REQUIRED TASK:
Please report every line from the material that contains the word "table".

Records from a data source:
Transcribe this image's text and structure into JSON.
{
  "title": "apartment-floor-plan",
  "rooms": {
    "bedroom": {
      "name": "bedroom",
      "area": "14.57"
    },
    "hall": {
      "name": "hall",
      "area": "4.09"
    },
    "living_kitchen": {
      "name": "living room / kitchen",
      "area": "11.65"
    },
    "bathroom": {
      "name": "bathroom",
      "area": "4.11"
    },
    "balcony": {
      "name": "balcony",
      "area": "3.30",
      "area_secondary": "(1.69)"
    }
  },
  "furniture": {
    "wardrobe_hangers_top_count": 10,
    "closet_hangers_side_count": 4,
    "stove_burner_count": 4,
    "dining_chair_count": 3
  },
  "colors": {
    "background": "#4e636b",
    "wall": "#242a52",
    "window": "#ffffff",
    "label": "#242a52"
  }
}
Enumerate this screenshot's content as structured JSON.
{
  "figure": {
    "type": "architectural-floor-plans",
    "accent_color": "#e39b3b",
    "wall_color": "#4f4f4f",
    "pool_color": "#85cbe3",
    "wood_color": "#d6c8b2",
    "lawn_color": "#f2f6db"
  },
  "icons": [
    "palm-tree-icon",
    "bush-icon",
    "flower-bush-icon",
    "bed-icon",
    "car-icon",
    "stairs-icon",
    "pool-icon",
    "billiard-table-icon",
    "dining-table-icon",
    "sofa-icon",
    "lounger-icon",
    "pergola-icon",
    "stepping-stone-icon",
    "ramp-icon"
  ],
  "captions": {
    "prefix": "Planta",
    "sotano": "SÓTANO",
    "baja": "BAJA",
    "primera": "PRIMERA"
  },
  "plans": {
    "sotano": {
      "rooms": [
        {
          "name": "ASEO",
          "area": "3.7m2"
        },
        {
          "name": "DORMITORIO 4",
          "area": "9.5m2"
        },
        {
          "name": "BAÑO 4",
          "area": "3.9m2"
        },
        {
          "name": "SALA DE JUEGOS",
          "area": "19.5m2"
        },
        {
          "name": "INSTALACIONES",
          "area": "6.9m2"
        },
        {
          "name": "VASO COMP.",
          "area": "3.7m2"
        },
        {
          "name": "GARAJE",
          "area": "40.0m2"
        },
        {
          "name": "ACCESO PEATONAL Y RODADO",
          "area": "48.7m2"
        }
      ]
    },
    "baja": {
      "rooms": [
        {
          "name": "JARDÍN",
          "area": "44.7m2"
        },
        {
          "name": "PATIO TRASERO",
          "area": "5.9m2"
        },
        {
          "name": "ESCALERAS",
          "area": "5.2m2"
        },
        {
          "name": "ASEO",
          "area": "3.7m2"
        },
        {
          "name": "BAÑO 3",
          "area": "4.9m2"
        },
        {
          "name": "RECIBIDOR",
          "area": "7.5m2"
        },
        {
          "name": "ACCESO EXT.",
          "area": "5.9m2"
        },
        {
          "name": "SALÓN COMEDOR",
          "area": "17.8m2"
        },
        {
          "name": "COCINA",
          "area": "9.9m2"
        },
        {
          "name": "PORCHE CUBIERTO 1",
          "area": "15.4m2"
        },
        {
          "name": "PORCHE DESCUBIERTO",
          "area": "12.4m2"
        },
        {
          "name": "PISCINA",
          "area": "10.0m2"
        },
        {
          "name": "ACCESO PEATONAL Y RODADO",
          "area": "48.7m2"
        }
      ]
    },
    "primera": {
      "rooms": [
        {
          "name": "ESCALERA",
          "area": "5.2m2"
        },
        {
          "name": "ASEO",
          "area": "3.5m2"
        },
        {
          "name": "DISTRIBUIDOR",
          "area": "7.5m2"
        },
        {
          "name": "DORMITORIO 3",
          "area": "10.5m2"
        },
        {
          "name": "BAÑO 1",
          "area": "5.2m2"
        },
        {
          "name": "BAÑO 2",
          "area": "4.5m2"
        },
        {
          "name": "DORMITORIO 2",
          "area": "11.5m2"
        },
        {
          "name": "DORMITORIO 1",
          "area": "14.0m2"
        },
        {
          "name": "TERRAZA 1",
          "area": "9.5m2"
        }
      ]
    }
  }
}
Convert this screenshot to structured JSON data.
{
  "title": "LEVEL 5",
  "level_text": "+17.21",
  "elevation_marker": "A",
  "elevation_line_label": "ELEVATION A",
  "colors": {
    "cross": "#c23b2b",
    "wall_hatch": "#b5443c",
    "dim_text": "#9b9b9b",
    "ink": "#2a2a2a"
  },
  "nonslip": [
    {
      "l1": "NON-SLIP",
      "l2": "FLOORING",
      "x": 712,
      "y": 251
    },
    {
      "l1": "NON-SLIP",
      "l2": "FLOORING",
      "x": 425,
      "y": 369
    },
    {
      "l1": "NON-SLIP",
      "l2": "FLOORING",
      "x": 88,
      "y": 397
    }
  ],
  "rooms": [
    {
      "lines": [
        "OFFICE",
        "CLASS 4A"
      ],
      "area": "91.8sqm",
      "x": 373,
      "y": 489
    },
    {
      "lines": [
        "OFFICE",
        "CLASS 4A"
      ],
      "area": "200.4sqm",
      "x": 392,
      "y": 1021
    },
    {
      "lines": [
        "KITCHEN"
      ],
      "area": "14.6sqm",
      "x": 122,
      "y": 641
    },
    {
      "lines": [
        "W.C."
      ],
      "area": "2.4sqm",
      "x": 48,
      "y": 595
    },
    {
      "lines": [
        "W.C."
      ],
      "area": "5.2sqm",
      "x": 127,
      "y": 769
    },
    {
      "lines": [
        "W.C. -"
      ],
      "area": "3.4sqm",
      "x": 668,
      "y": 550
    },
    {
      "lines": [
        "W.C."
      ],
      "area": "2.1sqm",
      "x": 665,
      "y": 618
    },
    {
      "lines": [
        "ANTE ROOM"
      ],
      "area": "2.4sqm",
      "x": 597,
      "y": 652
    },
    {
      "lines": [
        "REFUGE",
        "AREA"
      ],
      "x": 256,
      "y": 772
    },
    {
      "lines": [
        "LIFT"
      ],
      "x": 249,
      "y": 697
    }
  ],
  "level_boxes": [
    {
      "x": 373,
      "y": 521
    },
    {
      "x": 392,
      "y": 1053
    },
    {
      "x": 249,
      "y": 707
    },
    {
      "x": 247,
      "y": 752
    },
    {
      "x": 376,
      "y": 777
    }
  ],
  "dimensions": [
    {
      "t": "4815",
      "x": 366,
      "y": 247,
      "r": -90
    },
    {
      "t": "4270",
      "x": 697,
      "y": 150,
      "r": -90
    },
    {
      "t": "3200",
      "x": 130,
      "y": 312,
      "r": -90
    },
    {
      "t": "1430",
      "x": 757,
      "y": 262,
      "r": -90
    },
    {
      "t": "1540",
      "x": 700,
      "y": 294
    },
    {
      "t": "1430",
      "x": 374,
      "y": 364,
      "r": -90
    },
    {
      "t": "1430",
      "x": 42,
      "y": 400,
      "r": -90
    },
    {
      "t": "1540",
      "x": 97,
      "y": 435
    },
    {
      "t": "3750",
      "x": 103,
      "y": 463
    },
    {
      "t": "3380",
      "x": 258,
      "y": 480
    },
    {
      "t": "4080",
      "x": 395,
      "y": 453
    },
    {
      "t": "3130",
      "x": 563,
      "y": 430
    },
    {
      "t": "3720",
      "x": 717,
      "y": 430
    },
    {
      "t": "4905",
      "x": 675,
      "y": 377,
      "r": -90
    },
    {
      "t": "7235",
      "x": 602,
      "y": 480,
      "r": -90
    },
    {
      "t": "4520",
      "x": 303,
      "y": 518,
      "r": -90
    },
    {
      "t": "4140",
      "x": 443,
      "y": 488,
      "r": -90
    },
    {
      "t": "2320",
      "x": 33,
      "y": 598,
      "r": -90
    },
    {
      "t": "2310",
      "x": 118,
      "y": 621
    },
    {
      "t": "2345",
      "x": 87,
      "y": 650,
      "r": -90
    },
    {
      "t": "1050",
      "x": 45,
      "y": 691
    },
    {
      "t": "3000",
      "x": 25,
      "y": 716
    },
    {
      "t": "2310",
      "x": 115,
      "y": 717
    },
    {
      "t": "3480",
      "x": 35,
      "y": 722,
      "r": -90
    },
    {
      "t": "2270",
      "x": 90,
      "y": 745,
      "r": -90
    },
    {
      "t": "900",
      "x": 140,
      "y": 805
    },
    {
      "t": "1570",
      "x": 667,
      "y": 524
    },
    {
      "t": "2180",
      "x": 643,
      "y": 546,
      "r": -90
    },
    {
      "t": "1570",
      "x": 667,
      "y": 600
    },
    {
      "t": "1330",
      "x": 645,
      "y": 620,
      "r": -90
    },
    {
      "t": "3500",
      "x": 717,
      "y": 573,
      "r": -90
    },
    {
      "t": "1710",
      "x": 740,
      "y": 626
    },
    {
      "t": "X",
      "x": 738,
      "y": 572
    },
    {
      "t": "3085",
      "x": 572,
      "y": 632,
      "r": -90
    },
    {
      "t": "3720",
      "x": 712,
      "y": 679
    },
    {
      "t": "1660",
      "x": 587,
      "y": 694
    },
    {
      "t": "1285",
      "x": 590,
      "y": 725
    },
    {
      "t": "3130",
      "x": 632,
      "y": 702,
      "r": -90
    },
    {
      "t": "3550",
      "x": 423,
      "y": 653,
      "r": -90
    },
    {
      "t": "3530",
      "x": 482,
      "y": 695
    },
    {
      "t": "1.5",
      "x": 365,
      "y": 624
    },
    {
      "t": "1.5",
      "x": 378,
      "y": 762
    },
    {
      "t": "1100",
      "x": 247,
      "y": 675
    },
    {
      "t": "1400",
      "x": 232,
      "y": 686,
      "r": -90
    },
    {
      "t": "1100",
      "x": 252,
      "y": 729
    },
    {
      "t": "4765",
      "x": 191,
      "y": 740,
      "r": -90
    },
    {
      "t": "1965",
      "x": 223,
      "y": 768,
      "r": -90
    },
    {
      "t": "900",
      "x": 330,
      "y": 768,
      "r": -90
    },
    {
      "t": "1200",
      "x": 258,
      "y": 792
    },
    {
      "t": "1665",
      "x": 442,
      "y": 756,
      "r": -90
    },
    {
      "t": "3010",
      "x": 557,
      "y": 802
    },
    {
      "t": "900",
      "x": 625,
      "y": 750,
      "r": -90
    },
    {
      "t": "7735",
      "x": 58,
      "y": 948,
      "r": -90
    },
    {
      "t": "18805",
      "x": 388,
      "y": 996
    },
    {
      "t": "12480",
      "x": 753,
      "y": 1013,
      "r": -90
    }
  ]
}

COMPLETE OUTPUT:
    "billiard-table-icon",
    "dining-table-icon",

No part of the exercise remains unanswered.